| Problem description |
The records below must be output exactly, without pictures.

[Dataset listings of figures]
☆ ☆ ☆ ☆

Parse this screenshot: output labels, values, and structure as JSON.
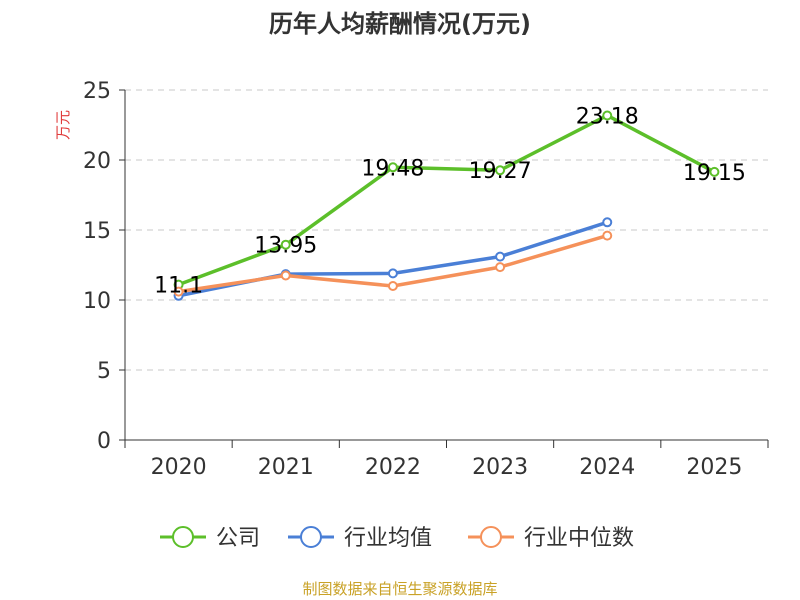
{
  "chart_data": {
    "type": "line",
    "title": "历年人均薪酬情况(万元)",
    "ylabel": "万元",
    "xlabel": "",
    "categories": [
      "2020",
      "2021",
      "2022",
      "2023",
      "2024",
      "2025"
    ],
    "ylim": [
      0,
      25
    ],
    "yticks": [
      "0",
      "5",
      "10",
      "15",
      "20",
      "25"
    ],
    "grid": true,
    "legend_position": "bottom",
    "series": [
      {
        "name": "公司",
        "color": "#5cbf2a",
        "values": [
          11.1,
          13.95,
          19.48,
          19.27,
          23.18,
          19.15
        ],
        "labels": [
          "11.1",
          "13.95",
          "19.48",
          "19.27",
          "23.18",
          "19.15"
        ]
      },
      {
        "name": "行业均值",
        "color": "#4a7fd6",
        "values": [
          10.3,
          11.85,
          11.9,
          13.1,
          15.55,
          null
        ],
        "labels": []
      },
      {
        "name": "行业中位数",
        "color": "#f5915a",
        "values": [
          10.6,
          11.75,
          11.0,
          12.35,
          14.6,
          null
        ],
        "labels": []
      }
    ]
  },
  "footer": "制图数据来自恒生聚源数据库"
}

☆ ☆ ☆ ☆

| Written answer |
Parse this screenshot: output labels, values, and structure as JSON.
{
  "chart_data": {
    "type": "line",
    "title": "历年人均薪酬情况(万元)",
    "ylabel": "万元",
    "xlabel": "",
    "categories": [
      "2020",
      "2021",
      "2022",
      "2023",
      "2024",
      "2025"
    ],
    "ylim": [
      0,
      25
    ],
    "yticks": [
      "0",
      "5",
      "10",
      "15",
      "20",
      "25"
    ],
    "grid": true,
    "legend_position": "bottom",
    "series": [
      {
        "name": "公司",
        "color": "#5cbf2a",
        "values": [
          11.1,
          13.95,
          19.48,
          19.27,
          23.18,
          19.15
        ],
        "labels": [
          "11.1",
          "13.95",
          "19.48",
          "19.27",
          "23.18",
          "19.15"
        ]
      },
      {
        "name": "行业均值",
        "color": "#4a7fd6",
        "values": [
          10.3,
          11.85,
          11.9,
          13.1,
          15.55,
          null
        ],
        "labels": []
      },
      {
        "name": "行业中位数",
        "color": "#f5915a",
        "values": [
          10.6,
          11.75,
          11.0,
          12.35,
          14.6,
          null
        ],
        "labels": []
      }
    ]
  },
  "footer": "制图数据来自恒生聚源数据库"
}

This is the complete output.